### DOCUMENT PASSAGE
■ ■ ■

The immediate attraction and pull of the shoreline was such that the next year he bought fifty acres of dunes, and built himself the Fo'castle, a 20' x 16' two room cottage. There was no road in, only a trail. show more The closest neighbours were the coast guards at the Nauset station two miles away. In September 1926, Beston went to his cottage for a couple of weeks. Somehow, without any real plan, the two weeks lengthened into a year. As Beston put it, "... as the year lengthened into autumn, the beauty and mystery of this earth and outer sea so possessed and held me that I could not go ... The flux and reflux of ocean, the incomings of waves, the gatherings of birds, the pilgrimages of the peoples of the sea, winter and storm, the splendour of autumn and the holiness of the spring - all these were part of the great beach. The longer I stayed the more eager I was to know this coast and to share its mysterious and elemental life."

■ ■ ■

### WORK TO COMPLETE
Print the entire passage about Beston's cottage on the dunes, word for word. None of the data has any bearing on this.

### RECORDED INFORMATION
■ ■ ■

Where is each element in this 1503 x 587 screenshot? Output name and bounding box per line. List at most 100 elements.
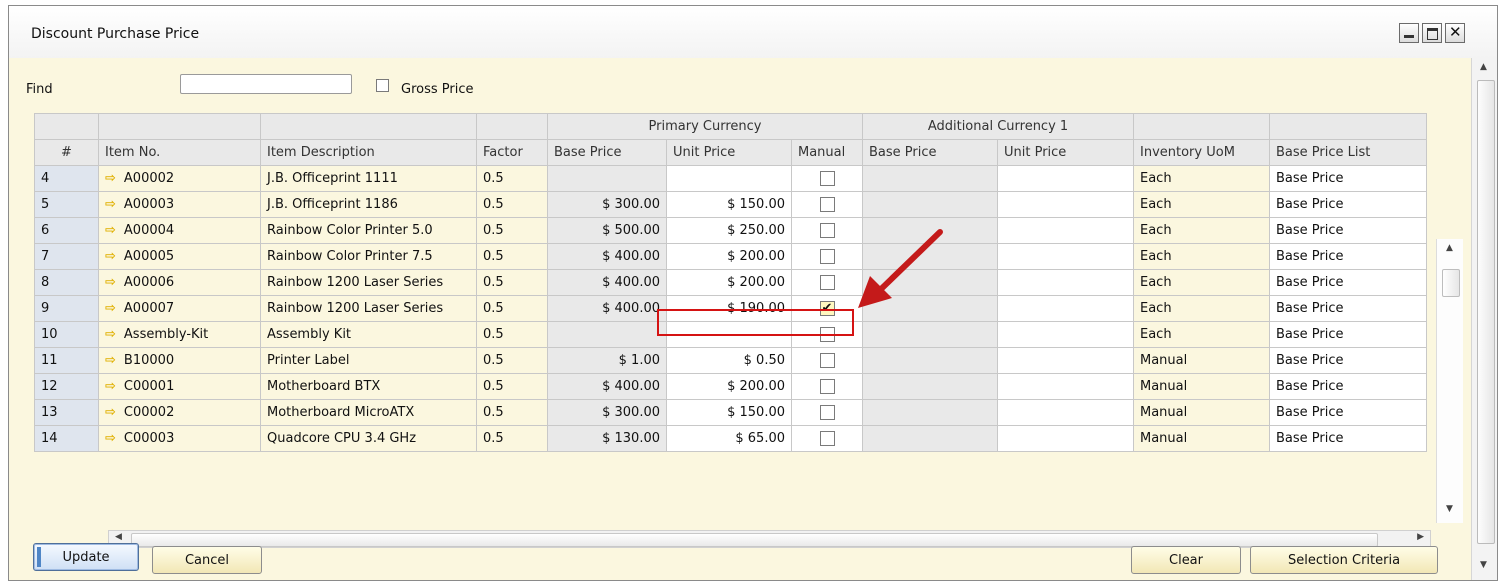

■ ■ ■

### COMPLETE ANSWER
The immediate attraction and pull of the shoreline was such that the next year he bought fifty acres of dunes, and built himself the Fo'castle, a 20' x 16' two room cottage. There was no road in, only a trail. show more The closest neighbours were the coast guards at the Nauset station two miles away. In September 1926, Beston went to his cottage for a couple of weeks. Somehow, without any real plan, the two weeks lengthened into a year. As Beston put it, "... as the year lengthened into autumn, the beauty and mystery of this earth and outer sea so possessed and held me that I could not go ... The flux and reflux of ocean, the incomings of waves, the gatherings of birds, the pilgrimages of the peoples of the sea, winter and storm, the splendour of autumn and the holiness of the spring - all these were part of the great beach. The longer I stayed the more eager I was to know this coast and to share its mysterious and elemental life."